→ Exercise goal: Copy word for word the line containing "Extract all readable text from this page." together with all lines following it to the end of the listing below, without the pictures.

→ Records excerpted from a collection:
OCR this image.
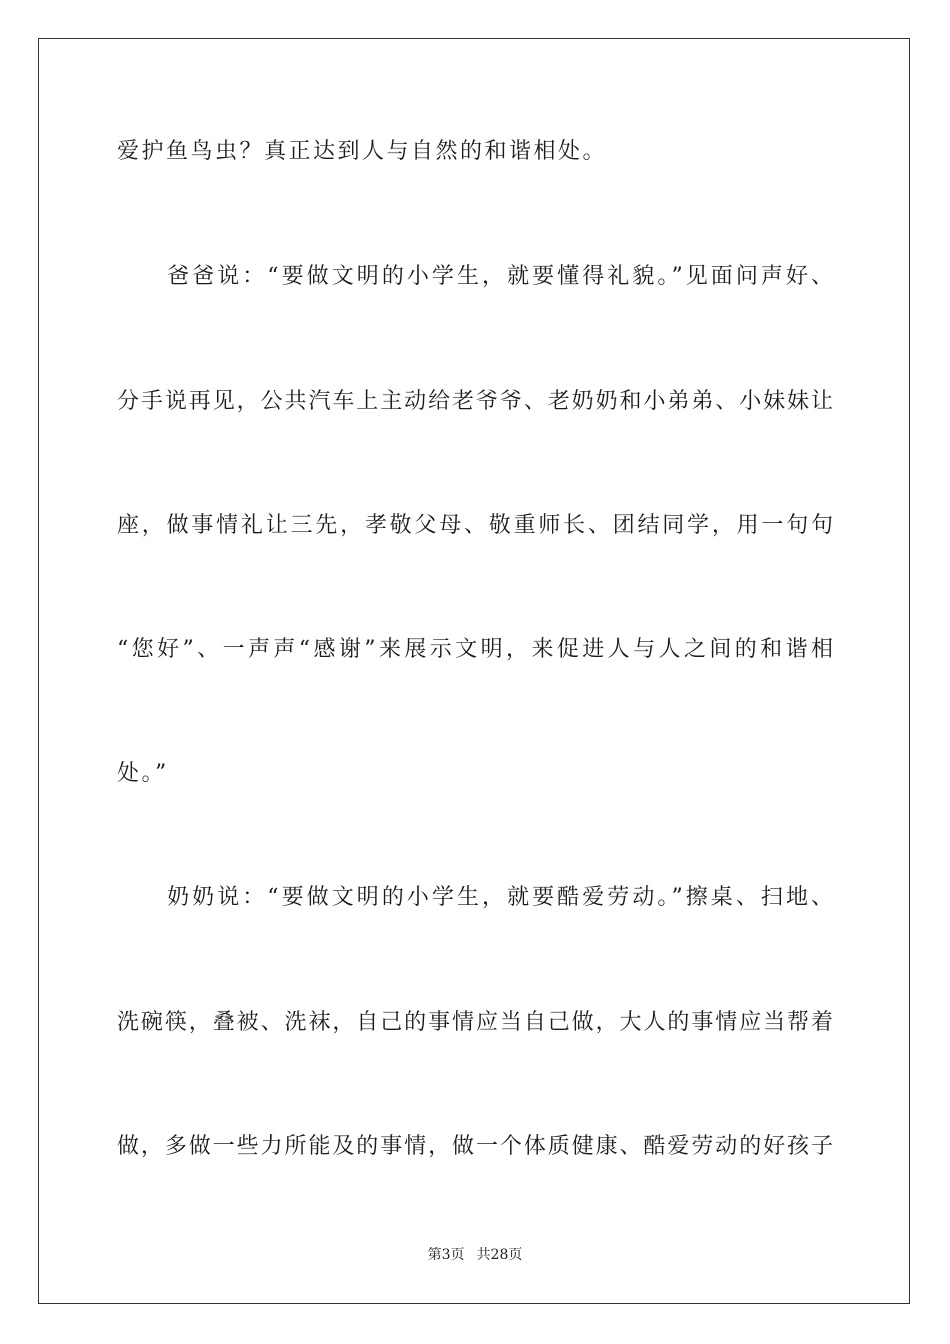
爱护鱼鸟虫？真正达到人与自然的和谐相处。
　　爸爸说：“要做文明的小学生，就要懂得礼貌。”见面问声好、
分手说再见，公共汽车上主动给老爷爷、老奶奶和小弟弟、小妹妹让
座，做事情礼让三先，孝敬父母、敬重师长、团结同学，用一句句
“您好”、一声声“感谢”来展示文明，来促进人与人之间的和谐相
处。”
　　奶奶说：“要做文明的小学生，就要酷爱劳动。”擦桌、扫地、
洗碗筷，叠被、洗袜，自己的事情应当自己做，大人的事情应当帮着
做，多做一些力所能及的事情，做一个体质健康、酷爱劳动的好孩子
第3页 共28页
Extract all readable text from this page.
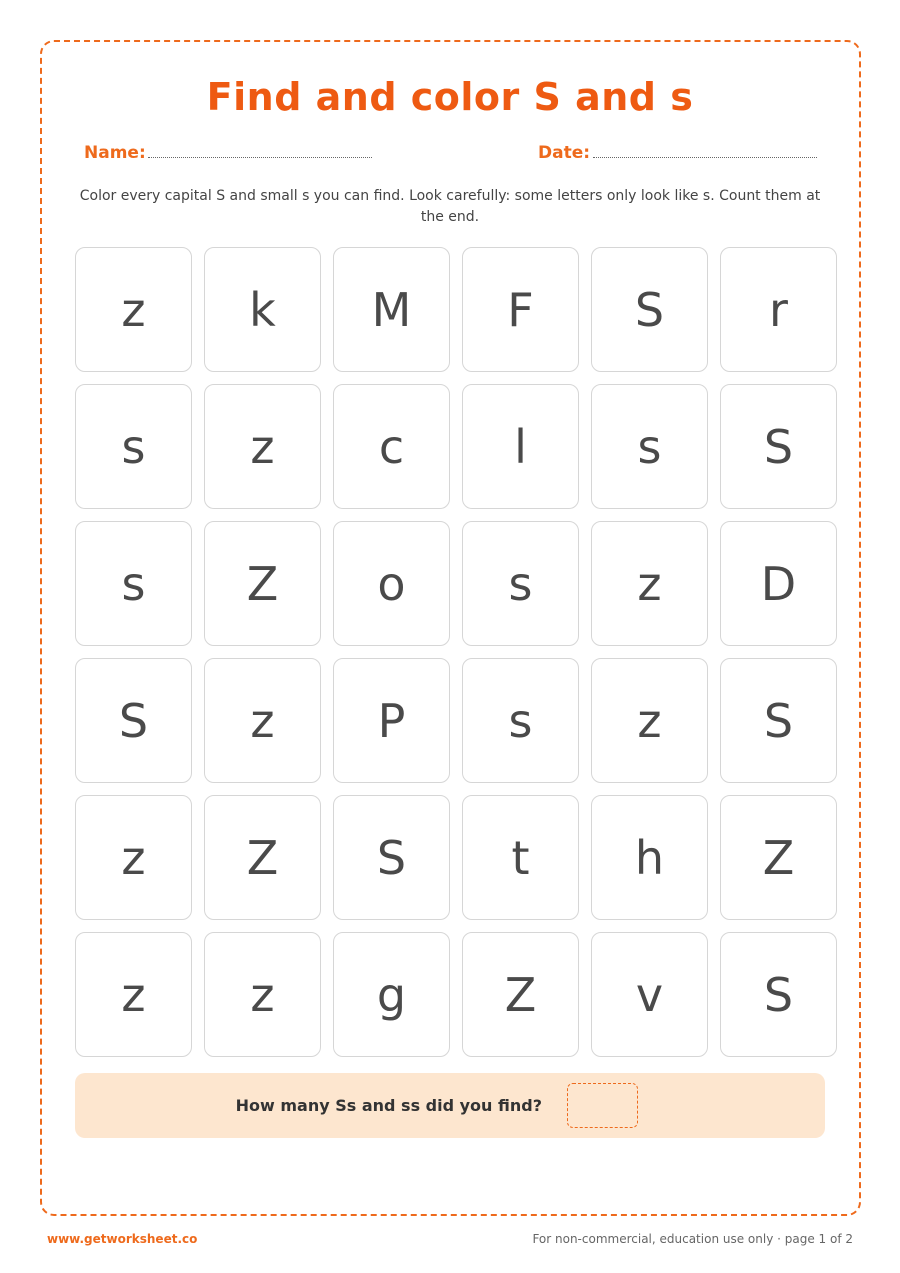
Find and color S and s
Name:	Date:
Color every capital S and small s you can find. Look carefully: some letters only look like s. Count them at the end.
z	k	M	F	S	r
s	z	c	l	s	S
s	Z	o	s	z	D
S	z	P	s	z	S
z	Z	S	t	h	Z
z	z	g	Z	v	S
How many Ss and ss did you find?
www.getworksheet.co	For non-commercial, education use only · page 1 of 2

→ Response:
Extract all readable text from this page.
Find and color S and s
Name:	Date:
Color every capital S and small s you can find. Look carefully: some letters only look like s. Count them at the end.
z	k	M	F	S	r
s	z	c	l	s	S
s	Z	o	s	z	D
S	z	P	s	z	S
z	Z	S	t	h	Z
z	z	g	Z	v	S
How many Ss and ss did you find?
www.getworksheet.co	For non-commercial, education use only · page 1 of 2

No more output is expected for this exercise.